━━━━━ Extracted records ━━━━━
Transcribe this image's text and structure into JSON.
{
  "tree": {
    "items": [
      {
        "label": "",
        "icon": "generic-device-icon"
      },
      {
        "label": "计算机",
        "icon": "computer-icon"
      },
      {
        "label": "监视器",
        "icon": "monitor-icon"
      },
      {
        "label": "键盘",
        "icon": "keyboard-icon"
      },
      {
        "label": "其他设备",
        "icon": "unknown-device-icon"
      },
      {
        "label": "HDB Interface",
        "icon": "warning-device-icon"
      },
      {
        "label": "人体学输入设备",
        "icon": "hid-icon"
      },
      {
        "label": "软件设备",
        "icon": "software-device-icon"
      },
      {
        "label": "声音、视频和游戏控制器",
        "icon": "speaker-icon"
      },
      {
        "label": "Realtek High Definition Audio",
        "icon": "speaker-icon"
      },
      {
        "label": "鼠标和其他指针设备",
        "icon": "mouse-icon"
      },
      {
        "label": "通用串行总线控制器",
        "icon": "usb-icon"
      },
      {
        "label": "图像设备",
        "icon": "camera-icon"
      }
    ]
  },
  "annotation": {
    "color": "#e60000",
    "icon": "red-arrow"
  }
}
━━━━━
§ Task prompt: Copy all lines from the material that contain "device".

§ Correct answer:
        "icon": "generic-device-icon"
        "icon": "unknown-device-icon"
        "icon": "warning-device-icon"
        "icon": "software-device-icon"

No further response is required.